**DIRECTION**
Each entry below should be written out exactly as it is, with no pictures.

(Extracts from a graphics dataset)
━━━━

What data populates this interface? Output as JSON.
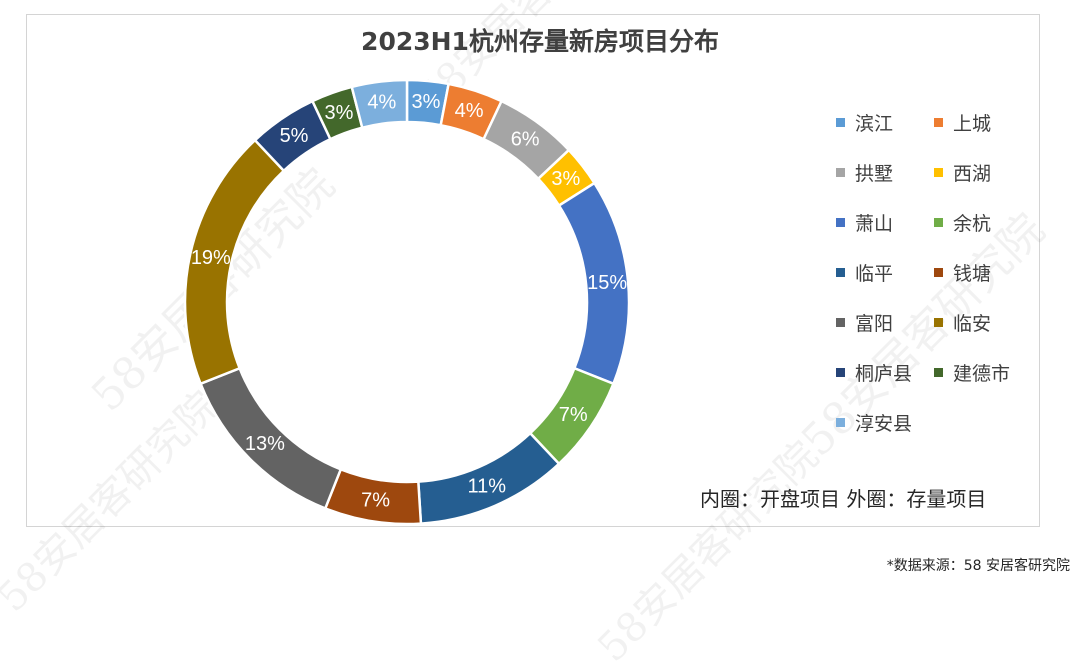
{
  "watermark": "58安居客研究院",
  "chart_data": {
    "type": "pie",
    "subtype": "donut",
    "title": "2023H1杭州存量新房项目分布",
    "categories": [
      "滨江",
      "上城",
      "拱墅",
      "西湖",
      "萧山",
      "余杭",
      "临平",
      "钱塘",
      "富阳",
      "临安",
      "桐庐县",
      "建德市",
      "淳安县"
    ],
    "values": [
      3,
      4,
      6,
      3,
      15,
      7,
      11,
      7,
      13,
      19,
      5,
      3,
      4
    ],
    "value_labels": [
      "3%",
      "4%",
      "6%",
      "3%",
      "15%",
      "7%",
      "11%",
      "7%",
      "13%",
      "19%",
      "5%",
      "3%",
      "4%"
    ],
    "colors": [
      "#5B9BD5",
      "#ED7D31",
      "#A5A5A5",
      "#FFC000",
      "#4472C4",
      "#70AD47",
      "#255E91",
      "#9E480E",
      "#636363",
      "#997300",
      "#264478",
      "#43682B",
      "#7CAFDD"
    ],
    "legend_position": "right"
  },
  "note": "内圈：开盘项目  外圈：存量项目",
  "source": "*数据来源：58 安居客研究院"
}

━━━━

**TASK OUTPUT**
What data populates this interface? Output as JSON.
{
  "watermark": "58安居客研究院",
  "chart_data": {
    "type": "pie",
    "subtype": "donut",
    "title": "2023H1杭州存量新房项目分布",
    "categories": [
      "滨江",
      "上城",
      "拱墅",
      "西湖",
      "萧山",
      "余杭",
      "临平",
      "钱塘",
      "富阳",
      "临安",
      "桐庐县",
      "建德市",
      "淳安县"
    ],
    "values": [
      3,
      4,
      6,
      3,
      15,
      7,
      11,
      7,
      13,
      19,
      5,
      3,
      4
    ],
    "value_labels": [
      "3%",
      "4%",
      "6%",
      "3%",
      "15%",
      "7%",
      "11%",
      "7%",
      "13%",
      "19%",
      "5%",
      "3%",
      "4%"
    ],
    "colors": [
      "#5B9BD5",
      "#ED7D31",
      "#A5A5A5",
      "#FFC000",
      "#4472C4",
      "#70AD47",
      "#255E91",
      "#9E480E",
      "#636363",
      "#997300",
      "#264478",
      "#43682B",
      "#7CAFDD"
    ],
    "legend_position": "right"
  },
  "note": "内圈：开盘项目  外圈：存量项目",
  "source": "*数据来源：58 安居客研究院"
}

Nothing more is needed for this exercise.